(Dataset records)
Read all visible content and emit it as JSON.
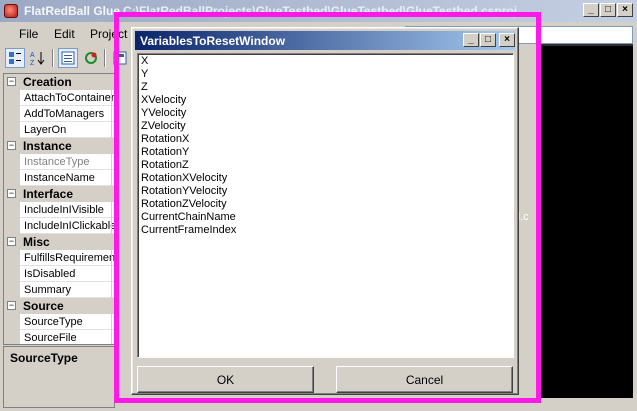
{
  "main_window": {
    "title": "FlatRedBall Glue",
    "path_fragment": "C:\\FlatRedBallProjects\\GlueTestbed\\GlueTestbed\\GlueTestbed.csproj"
  },
  "menu": [
    "File",
    "Edit",
    "Project"
  ],
  "toolbar": {
    "buttons": [
      "categorized-icon",
      "sort-alpha-icon",
      "property-pages-icon",
      "refresh-icon",
      "events-icon"
    ]
  },
  "property_grid": {
    "rows": [
      {
        "kind": "category",
        "label": "Creation"
      },
      {
        "kind": "prop",
        "label": "AttachToContainer"
      },
      {
        "kind": "prop",
        "label": "AddToManagers"
      },
      {
        "kind": "prop",
        "label": "LayerOn"
      },
      {
        "kind": "category",
        "label": "Instance"
      },
      {
        "kind": "prop",
        "label": "InstanceType",
        "disabled": true
      },
      {
        "kind": "prop",
        "label": "InstanceName"
      },
      {
        "kind": "category",
        "label": "Interface"
      },
      {
        "kind": "prop",
        "label": "IncludeInIVisible"
      },
      {
        "kind": "prop",
        "label": "IncludeInIClickable"
      },
      {
        "kind": "category",
        "label": "Misc"
      },
      {
        "kind": "prop",
        "label": "FulfillsRequirement"
      },
      {
        "kind": "prop",
        "label": "IsDisabled"
      },
      {
        "kind": "prop",
        "label": "Summary"
      },
      {
        "kind": "category",
        "label": "Source"
      },
      {
        "kind": "prop",
        "label": "SourceType"
      },
      {
        "kind": "prop",
        "label": "SourceFile"
      }
    ],
    "description_title": "SourceType"
  },
  "background_fragment": "d.c",
  "dialog": {
    "title": "VariablesToResetWindow",
    "items": [
      "X",
      "Y",
      "Z",
      "XVelocity",
      "YVelocity",
      "ZVelocity",
      "RotationX",
      "RotationY",
      "RotationZ",
      "RotationXVelocity",
      "RotationYVelocity",
      "RotationZVelocity",
      "CurrentChainName",
      "CurrentFrameIndex"
    ],
    "ok_label": "OK",
    "cancel_label": "Cancel"
  },
  "colors": {
    "highlight": "#ff19e6",
    "dialog_title_start": "#0a246a",
    "dialog_title_end": "#a6caf0"
  }
}
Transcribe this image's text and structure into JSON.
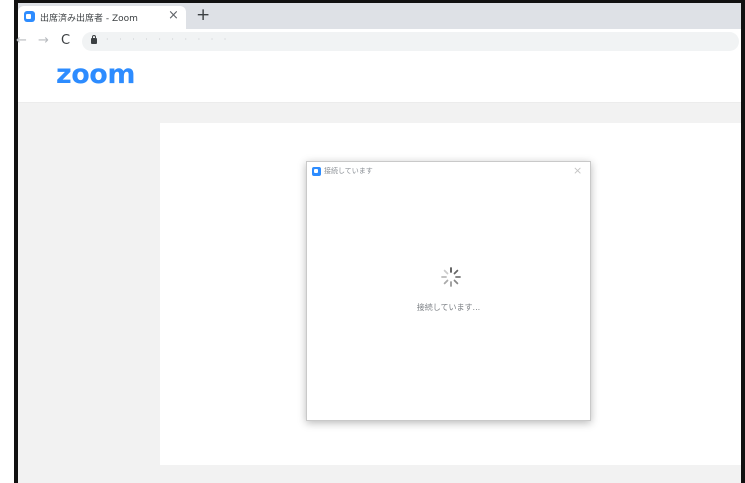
{
  "browser": {
    "tab": {
      "title": "出席済み出席者 - Zoom",
      "close_glyph": "×",
      "favicon": "zoom-favicon"
    },
    "new_tab_glyph": "+",
    "nav": {
      "back_glyph": "←",
      "forward_glyph": "→",
      "reload_glyph": "C"
    },
    "address_bar": {
      "text": "· · · · · · · · · ·",
      "lock_icon": "lock-icon"
    }
  },
  "site": {
    "logo_text": "zoom",
    "brand_color": "#2d8cff"
  },
  "dialog": {
    "title": "接続しています",
    "close_glyph": "×",
    "spinner_icon": "loading-spinner-icon",
    "status_text": "接続しています..."
  }
}
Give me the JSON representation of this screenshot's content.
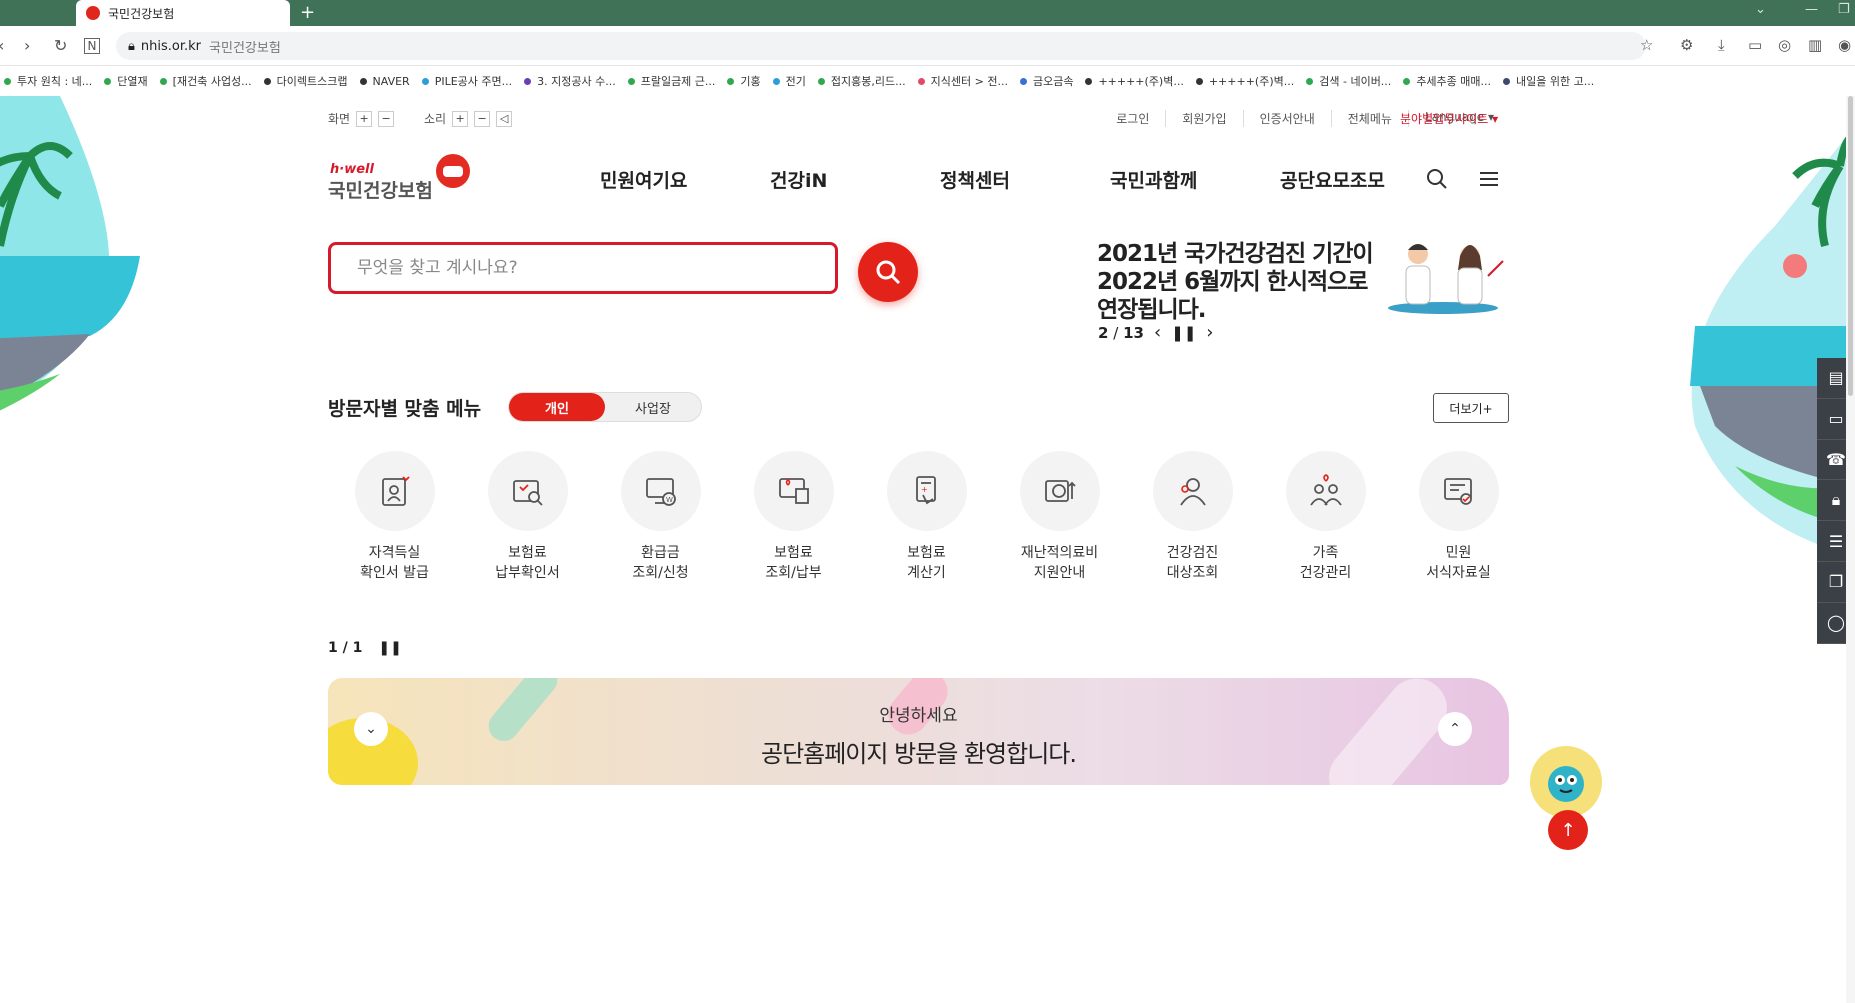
{
  "browser": {
    "tab_title": "국민건강보험",
    "new_tab": "+",
    "url_host": "nhis.or.kr",
    "url_page": "국민건강보험",
    "bookmarks": [
      {
        "label": "투자 원칙 : 네...",
        "color": "#2fa84f"
      },
      {
        "label": "단열재",
        "color": "#2fa84f"
      },
      {
        "label": "[재건축 사업성...",
        "color": "#2fa84f"
      },
      {
        "label": "다이렉트스크랩",
        "color": "#333333"
      },
      {
        "label": "NAVER",
        "color": "#333333"
      },
      {
        "label": "PILE공사 주면...",
        "color": "#2d9fd8"
      },
      {
        "label": "3. 지정공사 수...",
        "color": "#6a3fb5"
      },
      {
        "label": "프랄일금제 근...",
        "color": "#2fa84f"
      },
      {
        "label": "기홍",
        "color": "#2fa84f"
      },
      {
        "label": "전기",
        "color": "#2d9fd8"
      },
      {
        "label": "접지홍봉,리드...",
        "color": "#2fa84f"
      },
      {
        "label": "지식센터 > 전...",
        "color": "#e24a6a"
      },
      {
        "label": "금오금속",
        "color": "#3c6fd6"
      },
      {
        "label": "+++++(주)벽...",
        "color": "#333333"
      },
      {
        "label": "+++++(주)벽...",
        "color": "#333333"
      },
      {
        "label": "검색 - 네이버...",
        "color": "#2fa84f"
      },
      {
        "label": "추세추종 매매...",
        "color": "#2fa84f"
      },
      {
        "label": "내일을 위한 고...",
        "color": "#3b4a6b"
      }
    ]
  },
  "util": {
    "screen_label": "화면",
    "sound_label": "소리",
    "plus": "+",
    "minus": "−",
    "links": [
      "로그인",
      "회원가입",
      "인증서안내",
      "전체메뉴"
    ],
    "language": "Language ▾",
    "business_site": "분야별업무사이트 ▾"
  },
  "logo": {
    "small": "h·well",
    "big": "국민건강보험"
  },
  "gnb": [
    "민원여기요",
    "건강iN",
    "정책센터",
    "국민과함께",
    "공단요모조모"
  ],
  "search": {
    "placeholder": "무엇을 찾고 계시나요?"
  },
  "notice": {
    "line1": "2021년 국가건강검진 기간이",
    "line2": "2022년 6월까지 한시적으로",
    "line3": "연장됩니다.",
    "current": "2",
    "sep": "/",
    "total": "13"
  },
  "visitor_menu": {
    "title": "방문자별 맞춤 메뉴",
    "tab_personal": "개인",
    "tab_business": "사업장",
    "more": "더보기+",
    "items": [
      {
        "line1": "자격득실",
        "line2": "확인서 발급"
      },
      {
        "line1": "보험료",
        "line2": "납부확인서"
      },
      {
        "line1": "환급금",
        "line2": "조회/신청"
      },
      {
        "line1": "보험료",
        "line2": "조회/납부"
      },
      {
        "line1": "보험료",
        "line2": "계산기"
      },
      {
        "line1": "재난적의료비",
        "line2": "지원안내"
      },
      {
        "line1": "건강검진",
        "line2": "대상조회"
      },
      {
        "line1": "가족",
        "line2": "건강관리"
      },
      {
        "line1": "민원",
        "line2": "서식자료실"
      }
    ],
    "pager": "1 / 1"
  },
  "welcome": {
    "line1": "안녕하세요",
    "line2": "공단홈페이지 방문을 환영합니다."
  },
  "colors": {
    "brand_red": "#e3231a",
    "chrome_green": "#3f7256",
    "dock": "#3b3f46"
  }
}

**Given request**
Count how many lines of the data include the word "SourceType". Your reply should be that number alone.

**Response**
2